▶ Text excerpt:
>>>

By using dataTaskWithResult we know we’re making a GET HTTP call. The rest is just a completion handler which gets called after the system makes the networking call for us.

It has a signature that returns the data, the NSURLResponse object if we want it, along with any generated NSError’s. You might also notice that it declares self in the closure as unowned. I’ll be honest in that I don’t have the best knowledge of how ARC, weak, strong and unowned work in Swift yet. I can tell you that this code doesn’t crash and has no memory leaks.

The closure first looks for any reported errors. If there is an error it calls the supplied closure with success: false and the errorMessage set to the NSError.localizedDescription.

if let safeError = error {
    self.completion(success: false, errorMessage: safeError.localizedDescription)
    return
}

Next it uses a guard statement to make sure there is actual data to parse:

guard let safeData = data else {
    self.completion(success: false, errorMessage: "No data was recieved")
    return
}

Guard vs. let if has been my biggest struggle with Swift so far. I think they both have their place but I wonder if I’m utilizing them to their maximum potential.

The rest of the closure uses a do/catch statement.

Long, long ago I wrote about exceptions in Objective-C vs what I was doing with platform code I was writing for Glassboard in C#. I even had a special explanation in my book about how exceptions and error handling in Objective-C were completely different then any other language. Swift 2.0 makes this so much better.

The first try attempts to parse the NSData into a generic JSON object using NSJSONSerialization.JSONObjectWithData. If that succeeds it then uses my own BitcoinCurrentPriceRateJSON struct to parse it down into usable objects. Either of these calls can throw exceptions which can then be properly assessed and passed back up to the UI layer using the networkOperationResult closure. If all goes well then everything gets parsed and saved to Core Data which in turn lets the UI know there’s new data to display.

<<<

▶ Provided records:
>>>

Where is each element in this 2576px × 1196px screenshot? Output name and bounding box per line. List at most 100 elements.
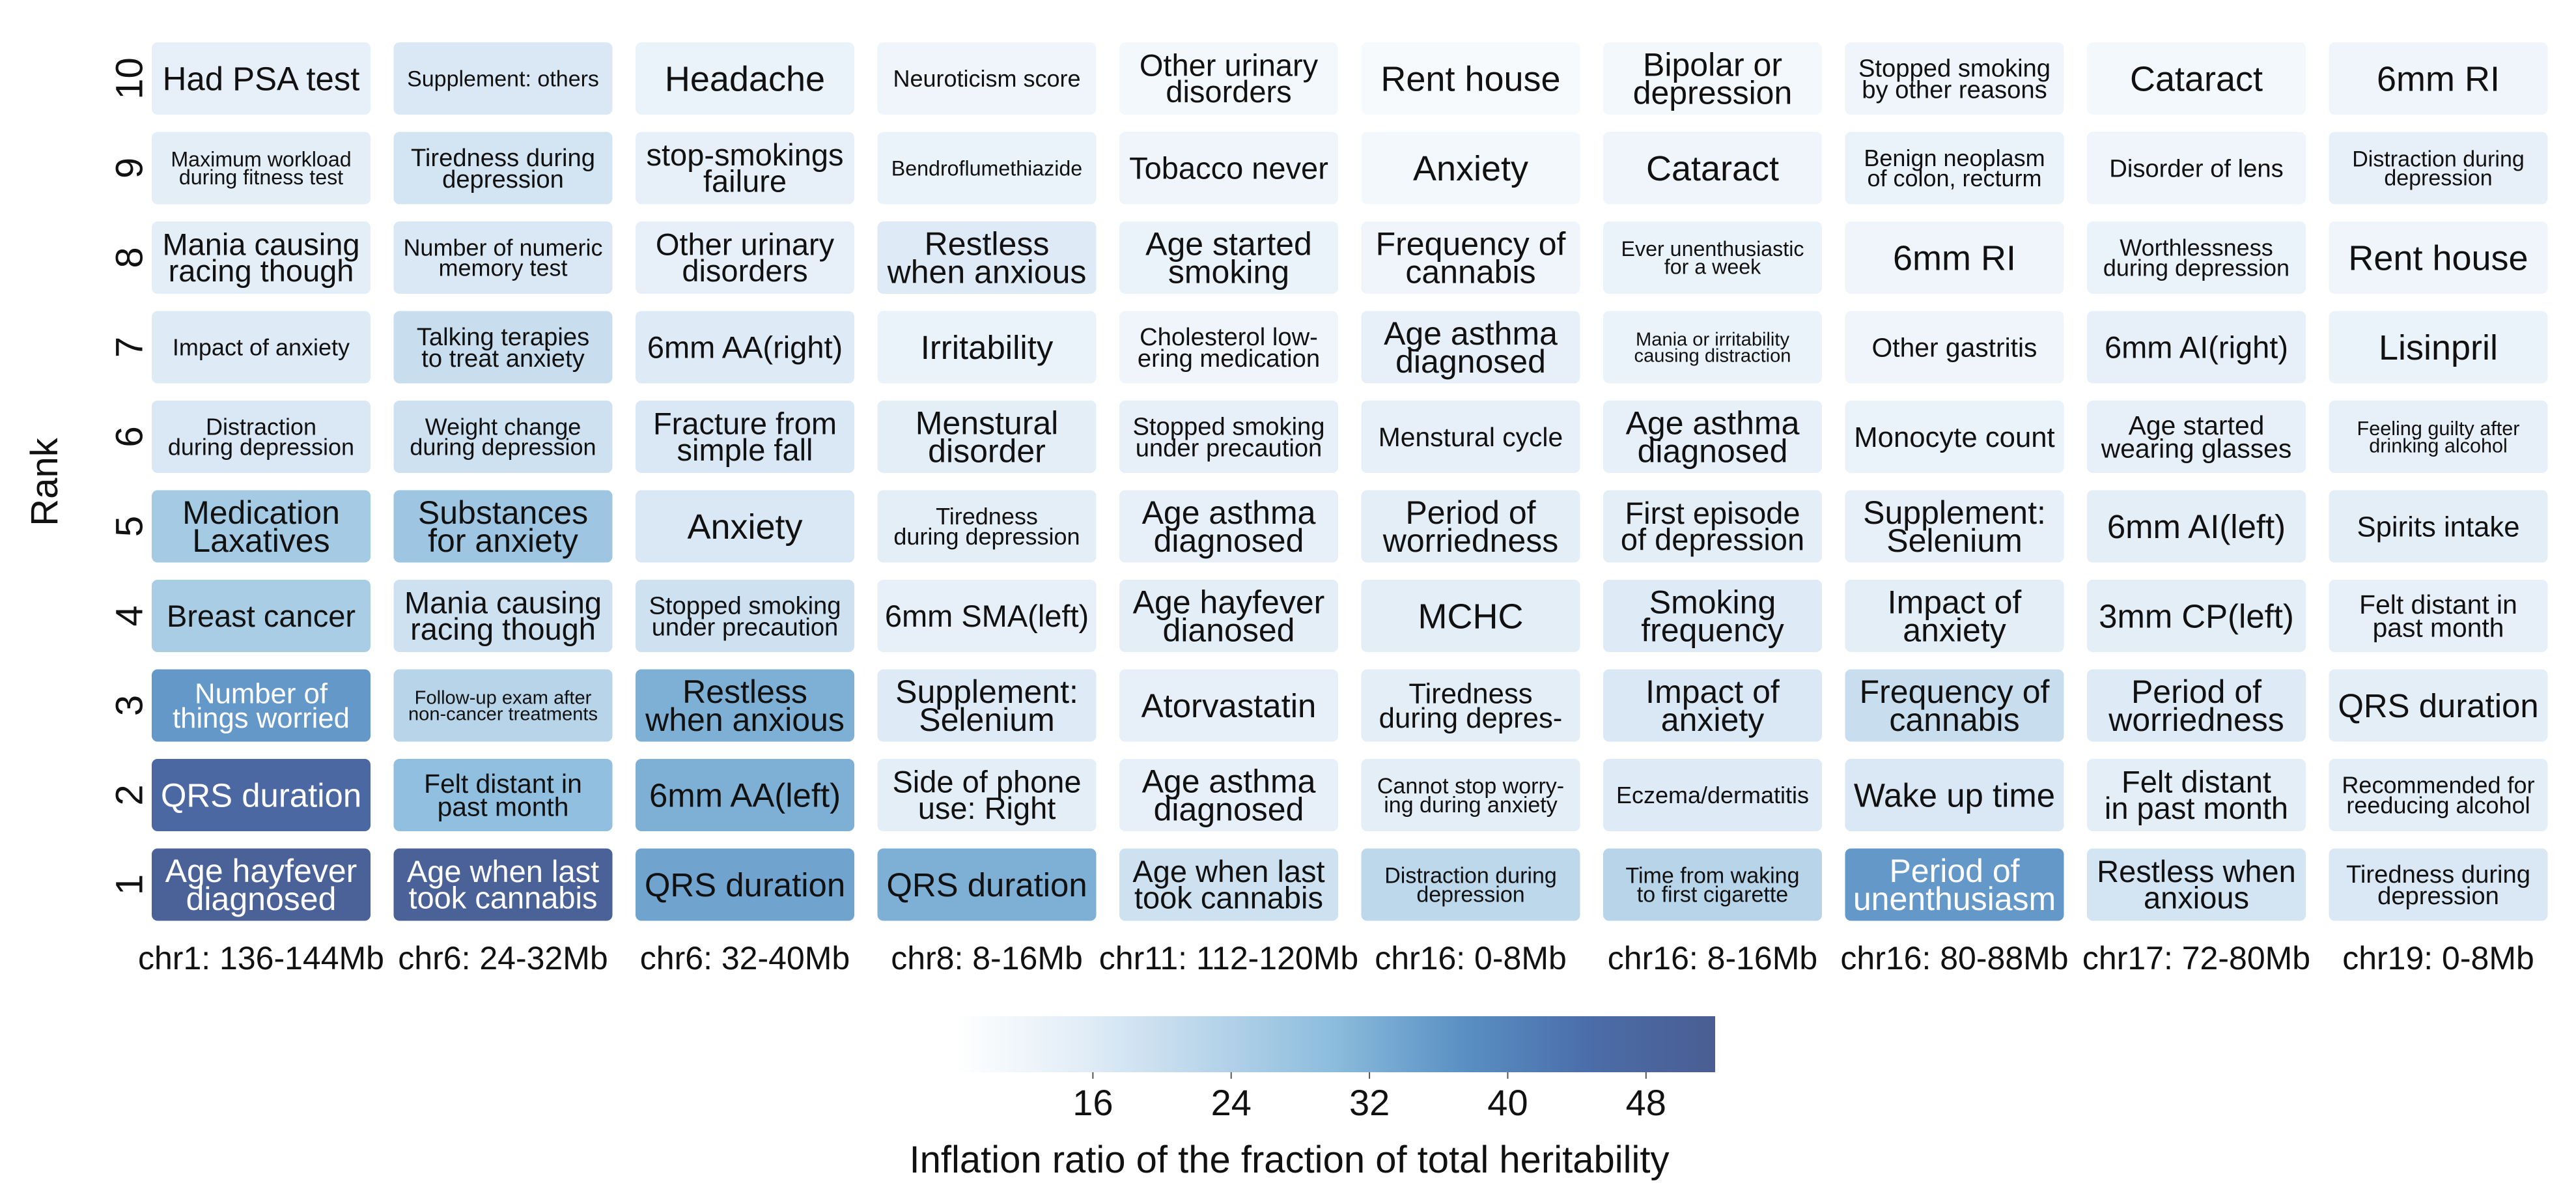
cell-background — [2329, 669, 2548, 742]
heatmap-cell: Rent house — [1361, 42, 1580, 115]
cell-background — [636, 848, 854, 921]
cell-label: QRS duration — [161, 776, 361, 814]
cell-label: Smoking — [1649, 584, 1776, 621]
heatmap-cell: Monocyte count — [1845, 401, 2064, 473]
cell-background — [877, 848, 1097, 921]
cell-label: Felt distant in — [424, 769, 582, 799]
cell-label: depression — [1416, 882, 1524, 907]
cell-background — [1361, 669, 1580, 742]
cell-label: to first cigarette — [1637, 882, 1788, 907]
heatmap-cell: Atorvastatin — [1119, 669, 1338, 742]
colorbar-ticks: 16 24 32 40 48 — [1072, 1072, 1666, 1123]
cell-background — [1603, 848, 1822, 921]
colorbar-tick-label: 16 — [1072, 1082, 1113, 1123]
cell-label: Age asthma — [1142, 494, 1316, 531]
cell-label: Stopped smoking — [1858, 54, 2051, 82]
cell-background — [1845, 42, 2064, 115]
row-tick-label: 3 — [108, 695, 150, 716]
heatmap-cell: QRS duration — [152, 759, 371, 831]
heatmap-cell: Had PSA test — [152, 42, 371, 115]
cell-background — [2329, 42, 2548, 115]
heatmap-cell: 6mm AI(right) — [2087, 311, 2306, 384]
cell-label: racing though — [169, 253, 354, 288]
cell-label: during depres- — [1379, 702, 1563, 734]
cell-label: Age started — [2129, 410, 2265, 440]
heatmap-cell: Disorder of lens — [2087, 132, 2306, 205]
cell-background — [636, 669, 854, 742]
cell-label: 6mm RI — [1893, 238, 2016, 278]
cell-label: use: Right — [918, 791, 1056, 825]
heatmap-cell: Wake up time — [1845, 759, 2064, 831]
cell-background — [1361, 490, 1580, 563]
cell-label: during depression — [2103, 255, 2289, 281]
cell-background — [877, 580, 1097, 652]
cell-label: Substances — [418, 494, 588, 531]
cell-label: racing though — [410, 612, 596, 646]
cell-background — [1603, 221, 1822, 294]
cell-label: dianosed — [1163, 612, 1295, 649]
cell-label: of depression — [1621, 522, 1804, 557]
cell-label: Age asthma — [1626, 405, 1800, 442]
cell-label: Frequency of — [1860, 674, 2050, 710]
cell-background — [1361, 42, 1580, 115]
heatmap-cell: 3mm CP(left) — [2087, 580, 2306, 652]
cell-label: drinking alcohol — [2369, 434, 2508, 457]
cell-label: Ever unenthusiastic — [1621, 237, 1804, 261]
cell-label: Felt distant — [2121, 765, 2271, 799]
cell-background — [1361, 759, 1580, 831]
cell-label: Cataract — [1646, 149, 1779, 188]
cell-label: took cannabis — [408, 881, 597, 915]
cell-label: First episode — [1625, 496, 1800, 530]
cell-label: during fitness test — [179, 165, 343, 189]
cell-background — [877, 221, 1097, 294]
cell-label: cannabis — [1405, 254, 1535, 291]
cell-label: reeducing alcohol — [2346, 792, 2530, 819]
cell-label: Anxiety — [1413, 149, 1528, 188]
cell-background — [152, 42, 371, 115]
row-tick-label: 4 — [108, 605, 150, 626]
cell-label: Talking terapies — [417, 323, 589, 351]
cell-background — [1603, 580, 1822, 652]
cell-label: disorder — [928, 433, 1046, 470]
cell-label: unenthusiasm — [1853, 881, 2056, 917]
cell-background — [393, 132, 613, 205]
colorbar-tick-label: 40 — [1487, 1082, 1528, 1123]
cell-background — [2329, 221, 2548, 294]
cell-label: Distraction during — [1384, 863, 1557, 888]
cell-background — [1603, 132, 1822, 205]
cell-background — [2329, 848, 2548, 921]
heatmap-cell: QRS duration — [2329, 669, 2548, 742]
cell-label: Felt distant in — [2359, 590, 2517, 619]
heatmap-cell: 6mm RI — [1845, 221, 2064, 294]
cell-background — [2329, 311, 2548, 384]
cell-label: 3mm CP(left) — [2099, 597, 2294, 634]
cell-background — [636, 759, 854, 831]
column-tick-label: chr1: 136-144Mb — [138, 940, 384, 976]
cell-label: depression — [442, 165, 564, 193]
heatmap-cell: Bendroflumethiazide — [877, 132, 1097, 205]
cell-label: Number of — [195, 678, 328, 710]
row-tick-label: 6 — [108, 426, 150, 447]
cell-background — [877, 401, 1097, 473]
cell-label: Age hayfever — [1133, 584, 1325, 621]
cell-label: Distraction during — [2352, 147, 2525, 171]
colorbar: 16 24 32 40 48 Inflation ratio of the fracti… — [909, 1016, 1715, 1181]
heatmap-cell: Headache — [636, 42, 854, 115]
cell-background — [2087, 42, 2306, 115]
cell-label: Restless — [682, 674, 807, 710]
cell-label: Other urinary — [656, 227, 835, 262]
cell-label: Cholesterol low- — [1140, 323, 1318, 351]
cell-label: Monocyte count — [1854, 421, 2054, 453]
row-tick-label: 9 — [108, 158, 150, 178]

<<<

▶ What to work on:
[1] Please copy the stretch of the Swift networking text from "The first try" through "data to display.".
[2] List the Swift memory-management terms the writer of the Swift networking text says they don't yet fully understand.

▶ Answers to the problems:
[1]
The first try attempts to parse the NSData into a generic JSON object using NSJSONSerialization.JSONObjectWithData. If that succeeds it then uses my own BitcoinCurrentPriceRateJSON struct to parse it down into usable objects. Either of these calls can throw exceptions which can then be properly assessed and passed back up to the UI layer using the networkOperationResult closure. If all goes well then everything gets parsed and saved to Core Data which in turn lets the UI know there’s new data to display.

[2] ARC, weak, strong, unowned